**Stored entries**
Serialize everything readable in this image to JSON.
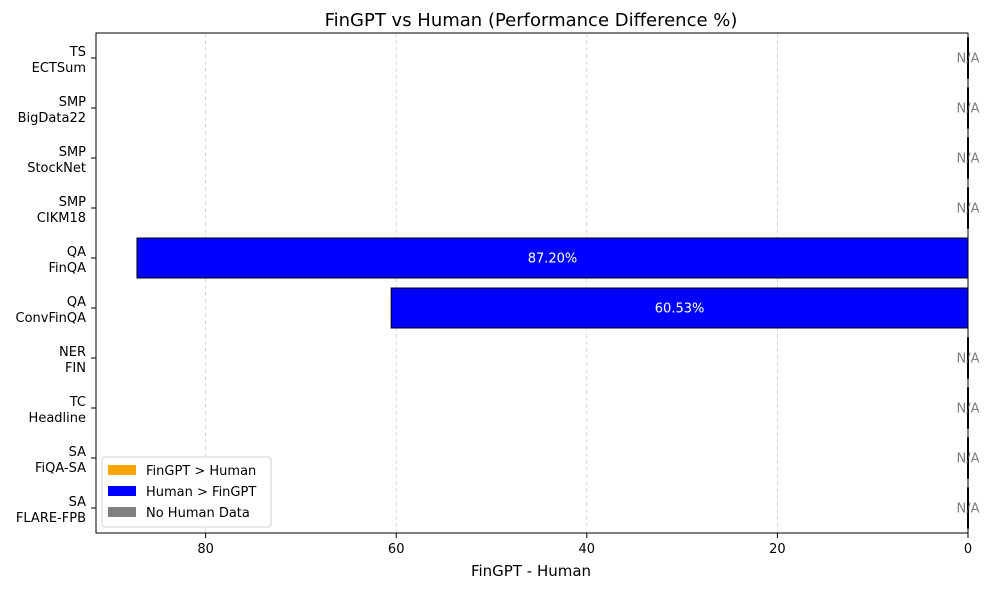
{
  "chart_data": {
    "type": "bar",
    "orientation": "horizontal",
    "title": "FinGPT vs Human (Performance Difference %)",
    "xlabel": "FinGPT - Human",
    "ylabel": "",
    "xlim": [
      91.5,
      0
    ],
    "x_inverted": true,
    "xticks": [
      80,
      60,
      40,
      20,
      0
    ],
    "xgrid": true,
    "categories": [
      {
        "task": "TS",
        "dataset": "ECTSum",
        "value": null,
        "label": "N/A",
        "group": "none"
      },
      {
        "task": "SMP",
        "dataset": "BigData22",
        "value": null,
        "label": "N/A",
        "group": "none"
      },
      {
        "task": "SMP",
        "dataset": "StockNet",
        "value": null,
        "label": "N/A",
        "group": "none"
      },
      {
        "task": "SMP",
        "dataset": "CIKM18",
        "value": null,
        "label": "N/A",
        "group": "none"
      },
      {
        "task": "QA",
        "dataset": "FinQA",
        "value": 87.2,
        "label": "87.20%",
        "group": "human"
      },
      {
        "task": "QA",
        "dataset": "ConvFinQA",
        "value": 60.53,
        "label": "60.53%",
        "group": "human"
      },
      {
        "task": "NER",
        "dataset": "FIN",
        "value": null,
        "label": "N/A",
        "group": "none"
      },
      {
        "task": "TC",
        "dataset": "Headline",
        "value": null,
        "label": "N/A",
        "group": "none"
      },
      {
        "task": "SA",
        "dataset": "FiQA-SA",
        "value": null,
        "label": "N/A",
        "group": "none"
      },
      {
        "task": "SA",
        "dataset": "FLARE-FPB",
        "value": null,
        "label": "N/A",
        "group": "none"
      }
    ],
    "legend": {
      "position": "lower-left",
      "entries": [
        {
          "label": "FinGPT > Human",
          "color": "#ffa500"
        },
        {
          "label": "Human > FinGPT",
          "color": "#0000ff"
        },
        {
          "label": "No Human Data",
          "color": "#808080"
        }
      ]
    },
    "colors": {
      "human": "#0000ff",
      "fingpt": "#ffa500",
      "none": "#808080",
      "value_text_on_bar": "#ffffff",
      "na_text": "#808080"
    }
  }
}
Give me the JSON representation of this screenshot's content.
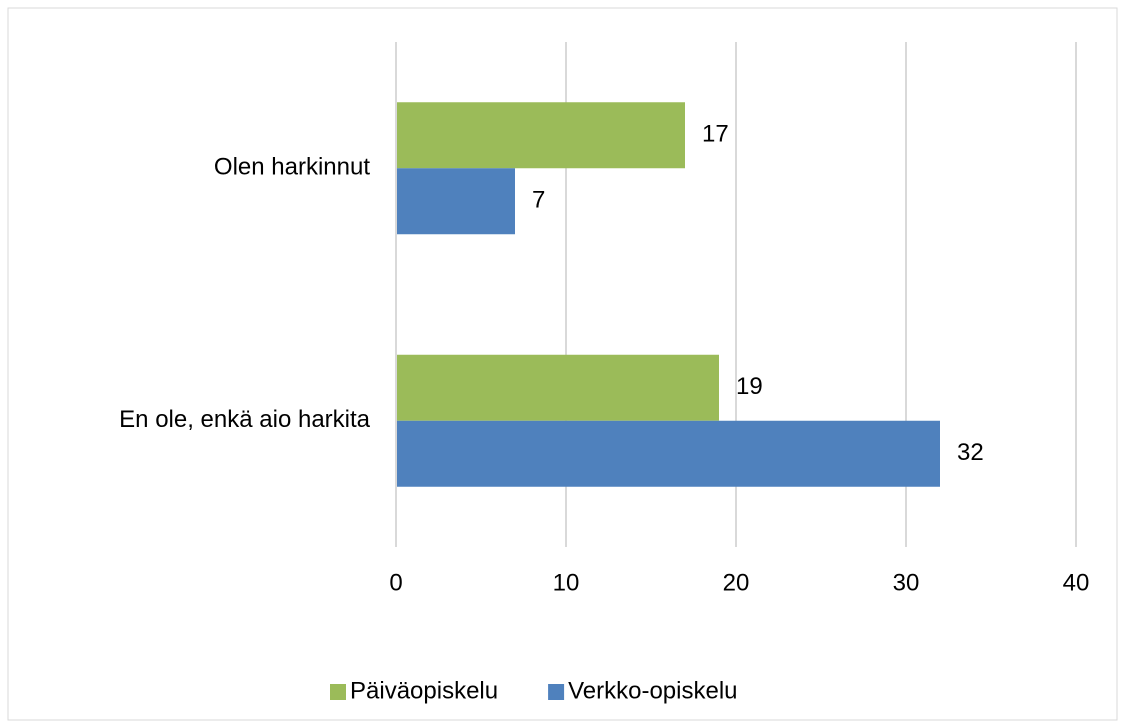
{
  "chart_data": {
    "type": "bar",
    "orientation": "horizontal",
    "categories": [
      "Olen harkinnut",
      "En ole, enkä aio harkita"
    ],
    "series": [
      {
        "name": "Päiväopiskelu",
        "color": "#9bbb59",
        "values": [
          17,
          19
        ]
      },
      {
        "name": "Verkko-opiskelu",
        "color": "#4f81bd",
        "values": [
          7,
          32
        ]
      }
    ],
    "xlim": [
      0,
      40
    ],
    "xticks": [
      0,
      10,
      20,
      30,
      40
    ],
    "grid": true,
    "legend": "bottom",
    "data_labels": true
  }
}
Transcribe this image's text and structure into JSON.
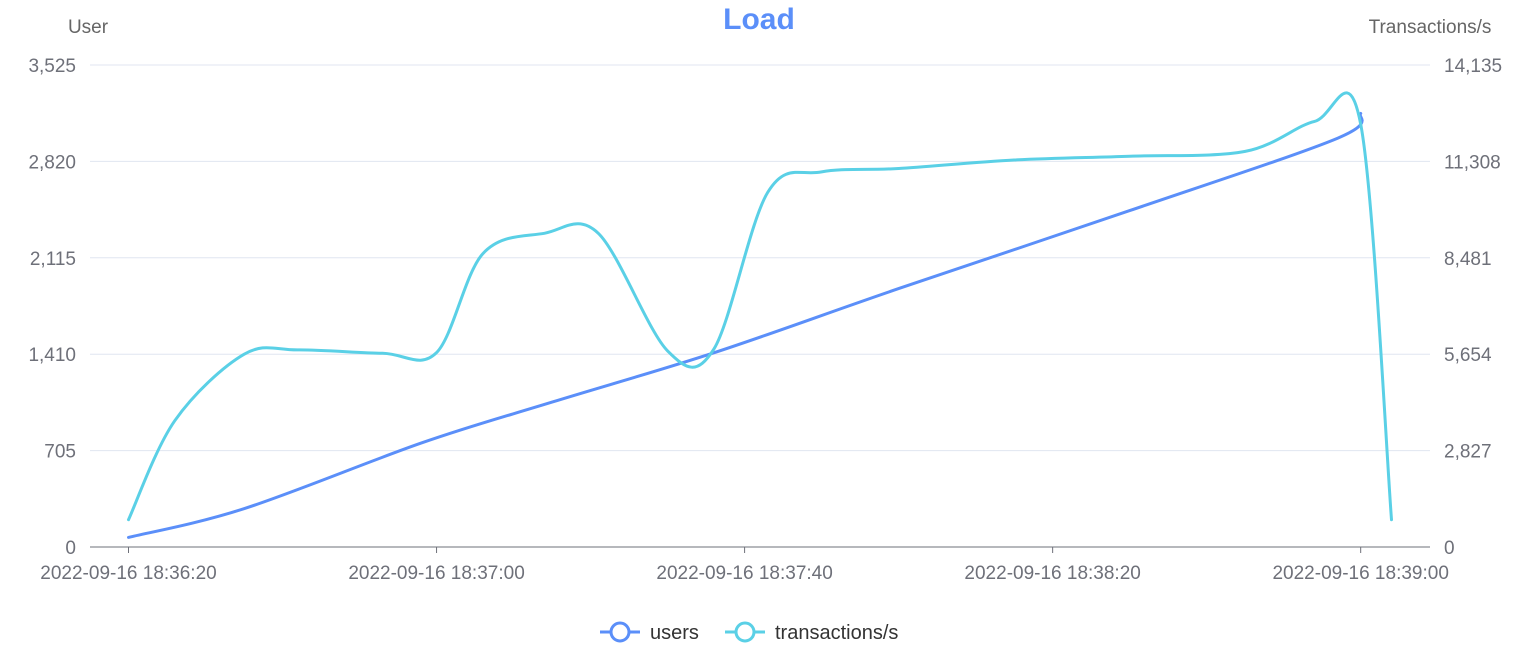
{
  "chart_data": {
    "type": "line",
    "title": "Load",
    "y_left_label": "User",
    "y_right_label": "Transactions/s",
    "y_left_ticks": [
      "0",
      "705",
      "1,410",
      "2,115",
      "2,820",
      "3,525"
    ],
    "y_right_ticks": [
      "0",
      "2,827",
      "5,654",
      "8,481",
      "11,308",
      "14,135"
    ],
    "ylim_left": [
      0,
      3525
    ],
    "ylim_right": [
      0,
      14135
    ],
    "x_ticks": [
      "2022-09-16 18:36:20",
      "2022-09-16 18:37:00",
      "2022-09-16 18:37:40",
      "2022-09-16 18:38:20",
      "2022-09-16 18:39:00"
    ],
    "xlim": [
      "2022-09-16 18:36:15",
      "2022-09-16 18:39:09"
    ],
    "grid": true,
    "legend_position": "bottom-center",
    "series": [
      {
        "name": "users",
        "axis": "left",
        "color": "#5b8ff9",
        "x": [
          "2022-09-16 18:36:20",
          "2022-09-16 18:36:35",
          "2022-09-16 18:36:58",
          "2022-09-16 18:37:15",
          "2022-09-16 18:37:36",
          "2022-09-16 18:38:00",
          "2022-09-16 18:38:30",
          "2022-09-16 18:38:57",
          "2022-09-16 18:39:00"
        ],
        "values": [
          70,
          280,
          760,
          1060,
          1420,
          1890,
          2460,
          2990,
          3170
        ]
      },
      {
        "name": "transactions/s",
        "axis": "right",
        "color": "#5ad0e6",
        "x": [
          "2022-09-16 18:36:20",
          "2022-09-16 18:36:26",
          "2022-09-16 18:36:35",
          "2022-09-16 18:36:42",
          "2022-09-16 18:36:53",
          "2022-09-16 18:37:00",
          "2022-09-16 18:37:06",
          "2022-09-16 18:37:14",
          "2022-09-16 18:37:21",
          "2022-09-16 18:37:30",
          "2022-09-16 18:37:36",
          "2022-09-16 18:37:43",
          "2022-09-16 18:37:50",
          "2022-09-16 18:38:00",
          "2022-09-16 18:38:15",
          "2022-09-16 18:38:30",
          "2022-09-16 18:38:45",
          "2022-09-16 18:38:54",
          "2022-09-16 18:39:00",
          "2022-09-16 18:39:04"
        ],
        "values": [
          800,
          3700,
          5650,
          5780,
          5680,
          5700,
          8600,
          9200,
          9200,
          5750,
          5800,
          10400,
          11000,
          11100,
          11350,
          11460,
          11600,
          12480,
          12400,
          800
        ]
      }
    ]
  }
}
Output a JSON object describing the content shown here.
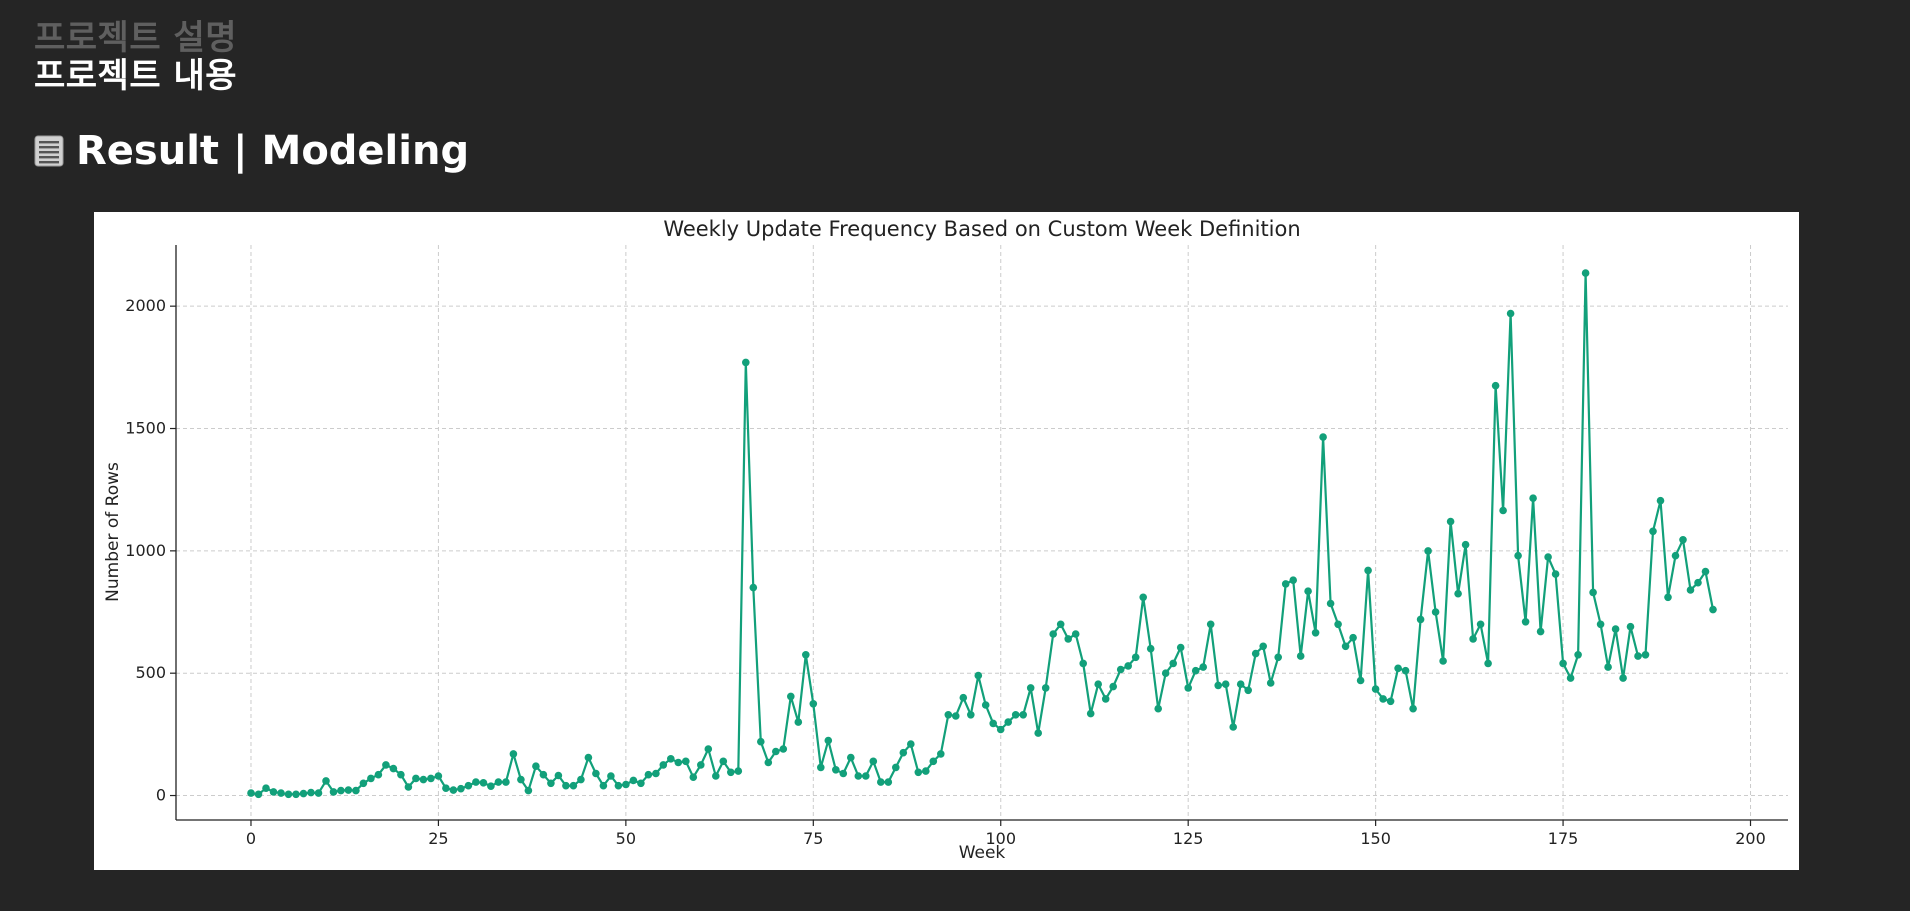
{
  "page": {
    "prev_heading": "프로젝트 설명",
    "current_heading": "프로젝트 내용",
    "section_title": "Result | Modeling",
    "section_icon": "document-lines-icon"
  },
  "colors": {
    "background": "#252525",
    "series": "#12a07a",
    "grid": "#cccccc"
  },
  "chart_data": {
    "type": "line",
    "title": "Weekly Update Frequency Based on Custom Week Definition",
    "xlabel": "Week",
    "ylabel": "Number of Rows",
    "xlim": [
      -10,
      205
    ],
    "ylim": [
      -100,
      2250
    ],
    "xticks": [
      0,
      25,
      50,
      75,
      100,
      125,
      150,
      175,
      200
    ],
    "yticks": [
      0,
      500,
      1000,
      1500,
      2000
    ],
    "grid": true,
    "marker": "circle",
    "series": [
      {
        "name": "",
        "x_start": 0,
        "x_step": 1,
        "values": [
          10,
          5,
          30,
          15,
          10,
          5,
          5,
          8,
          12,
          10,
          60,
          15,
          20,
          22,
          20,
          50,
          70,
          85,
          125,
          110,
          85,
          35,
          70,
          65,
          70,
          80,
          30,
          22,
          28,
          40,
          55,
          52,
          38,
          55,
          55,
          170,
          65,
          20,
          120,
          85,
          50,
          82,
          40,
          40,
          65,
          155,
          90,
          40,
          80,
          40,
          45,
          62,
          50,
          85,
          90,
          125,
          150,
          135,
          140,
          75,
          125,
          190,
          80,
          140,
          95,
          100,
          1770,
          850,
          220,
          135,
          180,
          190,
          405,
          300,
          575,
          375,
          115,
          225,
          105,
          90,
          155,
          80,
          80,
          140,
          55,
          55,
          115,
          175,
          210,
          95,
          100,
          140,
          170,
          330,
          325,
          400,
          330,
          490,
          370,
          295,
          270,
          300,
          330,
          330,
          440,
          255,
          440,
          660,
          700,
          640,
          660,
          540,
          335,
          455,
          395,
          445,
          515,
          530,
          565,
          810,
          600,
          355,
          500,
          540,
          605,
          440,
          510,
          525,
          700,
          450,
          455,
          280,
          455,
          430,
          580,
          610,
          460,
          565,
          865,
          880,
          570,
          835,
          665,
          1465,
          785,
          700,
          610,
          645,
          470,
          920,
          435,
          395,
          385,
          520,
          510,
          355,
          720,
          1000,
          750,
          550,
          1120,
          825,
          1025,
          640,
          700,
          540,
          1675,
          1165,
          1970,
          980,
          710,
          1215,
          670,
          975,
          905,
          540,
          480,
          575,
          2135,
          830,
          700,
          525,
          680,
          480,
          690,
          570,
          575,
          1080,
          1205,
          810,
          980,
          1045,
          840,
          870,
          915,
          760
        ]
      }
    ]
  }
}
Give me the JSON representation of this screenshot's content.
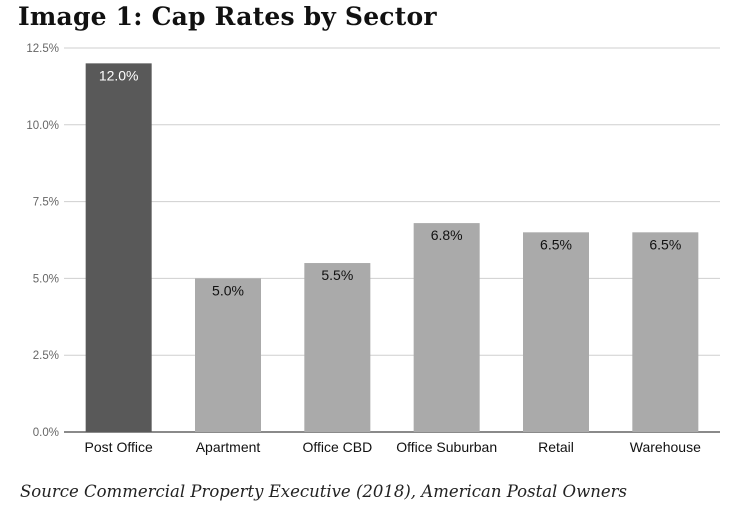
{
  "chart_data": {
    "type": "bar",
    "title": "Image 1: Cap Rates by Sector",
    "xlabel": "",
    "ylabel": "",
    "categories": [
      "Post Office",
      "Apartment",
      "Office CBD",
      "Office Suburban",
      "Retail",
      "Warehouse"
    ],
    "values": [
      12.0,
      5.0,
      5.5,
      6.8,
      6.5,
      6.5
    ],
    "data_labels": [
      "12.0%",
      "5.0%",
      "5.5%",
      "6.8%",
      "6.5%",
      "6.5%"
    ],
    "bar_colors": [
      "#595959",
      "#aaaaaa",
      "#aaaaaa",
      "#aaaaaa",
      "#aaaaaa",
      "#aaaaaa"
    ],
    "data_label_colors": [
      "#ffffff",
      "#111111",
      "#111111",
      "#111111",
      "#111111",
      "#111111"
    ],
    "ylim": [
      0,
      12.5
    ],
    "yticks": [
      0,
      2.5,
      5,
      7.5,
      10,
      12.5
    ],
    "ytick_labels": [
      "0.0%",
      "2.5%",
      "5.0%",
      "7.5%",
      "10.0%",
      "12.5%"
    ],
    "grid": true,
    "legend": "none",
    "source": "Source Commercial Property Executive (2018), American Postal Owners"
  }
}
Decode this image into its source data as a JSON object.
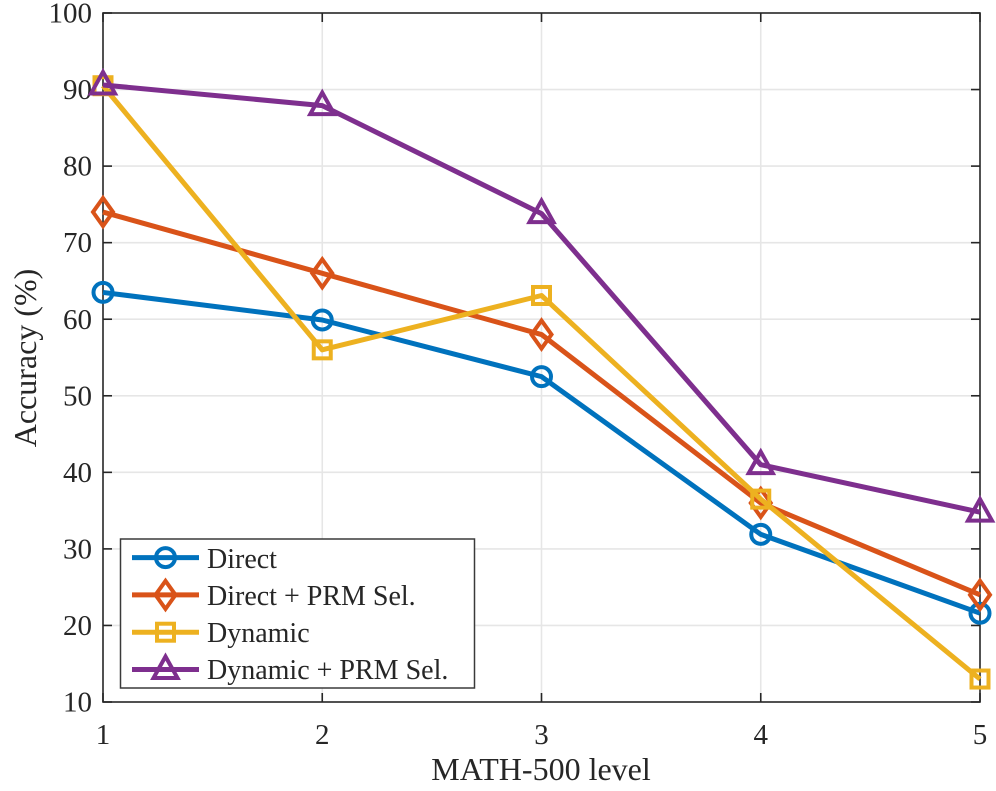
{
  "chart_data": {
    "type": "line",
    "title": "",
    "xlabel": "MATH-500 level",
    "ylabel": "Accuracy (%)",
    "x": [
      1,
      2,
      3,
      4,
      5
    ],
    "xlim": [
      1,
      5
    ],
    "ylim": [
      10,
      100
    ],
    "xticks": [
      1,
      2,
      3,
      4,
      5
    ],
    "yticks": [
      10,
      20,
      30,
      40,
      50,
      60,
      70,
      80,
      90,
      100
    ],
    "grid": true,
    "legend_position": "southwest-inside",
    "series": [
      {
        "name": "Direct",
        "color": "#0072BD",
        "marker": "circle",
        "values": [
          63.5,
          59.9,
          52.5,
          31.9,
          21.6
        ]
      },
      {
        "name": "Direct + PRM Sel.",
        "color": "#D95319",
        "marker": "diamond",
        "values": [
          74.0,
          66.0,
          58.0,
          36.0,
          24.0
        ]
      },
      {
        "name": "Dynamic",
        "color": "#EDB120",
        "marker": "square",
        "values": [
          90.5,
          56.0,
          63.1,
          36.5,
          13.0
        ]
      },
      {
        "name": "Dynamic + PRM Sel.",
        "color": "#7E2F8E",
        "marker": "triangle",
        "values": [
          90.6,
          87.9,
          73.8,
          41.0,
          34.8
        ]
      }
    ]
  }
}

**PROBLEM**
Scan the data for the word "Week" and copy every line where it shows up.

**RESPONSE TO THIS EXERCISE**
    "title": "Weekly Update Frequency Based on Custom Week Definition",
    "xlabel": "Week",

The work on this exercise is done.